◆ GOAL OF THE EXERCISE ◆
Look through the data below and count each line where the word "name" appears. Reply with the count alone.

(begin)

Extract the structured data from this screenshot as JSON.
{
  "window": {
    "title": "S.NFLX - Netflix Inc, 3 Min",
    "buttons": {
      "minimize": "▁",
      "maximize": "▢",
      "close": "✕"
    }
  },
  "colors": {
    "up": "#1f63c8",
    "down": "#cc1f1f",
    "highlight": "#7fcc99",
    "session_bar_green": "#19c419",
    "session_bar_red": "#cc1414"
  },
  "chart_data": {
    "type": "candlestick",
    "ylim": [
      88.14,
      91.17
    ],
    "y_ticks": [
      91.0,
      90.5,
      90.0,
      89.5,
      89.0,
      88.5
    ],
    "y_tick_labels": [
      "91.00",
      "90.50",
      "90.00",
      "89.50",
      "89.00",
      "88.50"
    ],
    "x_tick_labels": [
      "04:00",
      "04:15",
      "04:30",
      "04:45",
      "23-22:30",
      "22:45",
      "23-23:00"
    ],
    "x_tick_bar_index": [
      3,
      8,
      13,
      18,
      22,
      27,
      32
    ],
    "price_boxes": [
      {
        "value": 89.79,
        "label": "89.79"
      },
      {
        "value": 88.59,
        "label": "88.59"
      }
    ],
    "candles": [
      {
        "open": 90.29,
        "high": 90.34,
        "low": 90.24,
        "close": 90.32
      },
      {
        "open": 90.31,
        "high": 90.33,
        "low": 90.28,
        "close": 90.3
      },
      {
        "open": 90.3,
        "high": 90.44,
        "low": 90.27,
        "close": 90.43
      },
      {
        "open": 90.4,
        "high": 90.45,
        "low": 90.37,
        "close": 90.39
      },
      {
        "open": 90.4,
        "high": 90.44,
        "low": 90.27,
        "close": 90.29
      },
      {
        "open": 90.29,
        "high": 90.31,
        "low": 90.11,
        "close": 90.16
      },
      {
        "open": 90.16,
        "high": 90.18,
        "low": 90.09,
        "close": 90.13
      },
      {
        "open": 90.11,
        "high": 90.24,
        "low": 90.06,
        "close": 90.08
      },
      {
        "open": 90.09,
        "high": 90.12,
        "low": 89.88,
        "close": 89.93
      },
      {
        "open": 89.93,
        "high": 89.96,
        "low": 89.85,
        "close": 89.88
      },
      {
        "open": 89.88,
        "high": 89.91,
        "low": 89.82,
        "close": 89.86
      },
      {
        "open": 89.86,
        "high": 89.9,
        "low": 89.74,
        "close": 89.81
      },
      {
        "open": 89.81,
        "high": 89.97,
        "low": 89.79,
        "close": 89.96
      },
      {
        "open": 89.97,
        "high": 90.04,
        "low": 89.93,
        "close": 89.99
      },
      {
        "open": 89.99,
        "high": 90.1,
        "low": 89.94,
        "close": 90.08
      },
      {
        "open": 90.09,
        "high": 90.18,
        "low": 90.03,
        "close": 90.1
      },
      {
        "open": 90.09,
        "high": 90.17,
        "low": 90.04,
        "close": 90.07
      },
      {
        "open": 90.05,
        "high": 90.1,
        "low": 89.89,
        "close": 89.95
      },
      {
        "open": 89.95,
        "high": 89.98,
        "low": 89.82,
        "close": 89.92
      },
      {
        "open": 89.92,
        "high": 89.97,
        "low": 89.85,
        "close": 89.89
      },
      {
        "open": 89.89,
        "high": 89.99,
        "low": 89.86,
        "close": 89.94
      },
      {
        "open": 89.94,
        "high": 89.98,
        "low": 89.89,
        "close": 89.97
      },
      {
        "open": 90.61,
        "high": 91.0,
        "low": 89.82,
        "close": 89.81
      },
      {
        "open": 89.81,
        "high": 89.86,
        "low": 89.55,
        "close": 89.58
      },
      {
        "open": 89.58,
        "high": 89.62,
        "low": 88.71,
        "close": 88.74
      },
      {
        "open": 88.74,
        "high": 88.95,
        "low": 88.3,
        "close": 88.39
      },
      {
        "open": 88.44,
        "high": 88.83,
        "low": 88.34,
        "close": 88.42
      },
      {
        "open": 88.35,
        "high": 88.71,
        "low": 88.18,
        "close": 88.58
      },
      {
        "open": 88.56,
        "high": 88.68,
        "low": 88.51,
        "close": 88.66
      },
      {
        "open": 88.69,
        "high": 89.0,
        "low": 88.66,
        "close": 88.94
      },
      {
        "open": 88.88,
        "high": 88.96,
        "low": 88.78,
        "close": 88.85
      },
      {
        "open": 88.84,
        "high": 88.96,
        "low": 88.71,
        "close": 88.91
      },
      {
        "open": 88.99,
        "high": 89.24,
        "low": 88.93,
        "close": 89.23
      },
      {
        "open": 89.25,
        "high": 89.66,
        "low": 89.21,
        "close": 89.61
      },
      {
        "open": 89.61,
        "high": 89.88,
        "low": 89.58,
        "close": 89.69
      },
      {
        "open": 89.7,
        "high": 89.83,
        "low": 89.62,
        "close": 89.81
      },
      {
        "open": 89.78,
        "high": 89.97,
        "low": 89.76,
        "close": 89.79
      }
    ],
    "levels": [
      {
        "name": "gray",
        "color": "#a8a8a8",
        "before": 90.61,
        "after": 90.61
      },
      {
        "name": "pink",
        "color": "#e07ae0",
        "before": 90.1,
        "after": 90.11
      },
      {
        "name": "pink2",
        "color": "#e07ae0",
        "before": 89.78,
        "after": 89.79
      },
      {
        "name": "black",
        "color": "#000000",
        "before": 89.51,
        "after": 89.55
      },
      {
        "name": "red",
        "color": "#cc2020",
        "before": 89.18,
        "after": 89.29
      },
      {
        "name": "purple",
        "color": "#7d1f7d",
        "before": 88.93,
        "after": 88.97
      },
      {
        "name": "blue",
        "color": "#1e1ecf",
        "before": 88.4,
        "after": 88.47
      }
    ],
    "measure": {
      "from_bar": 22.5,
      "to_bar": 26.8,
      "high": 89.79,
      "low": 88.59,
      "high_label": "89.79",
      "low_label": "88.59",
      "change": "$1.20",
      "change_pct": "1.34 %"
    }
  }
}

(end)

◆ FULL OUTPUT ◆
7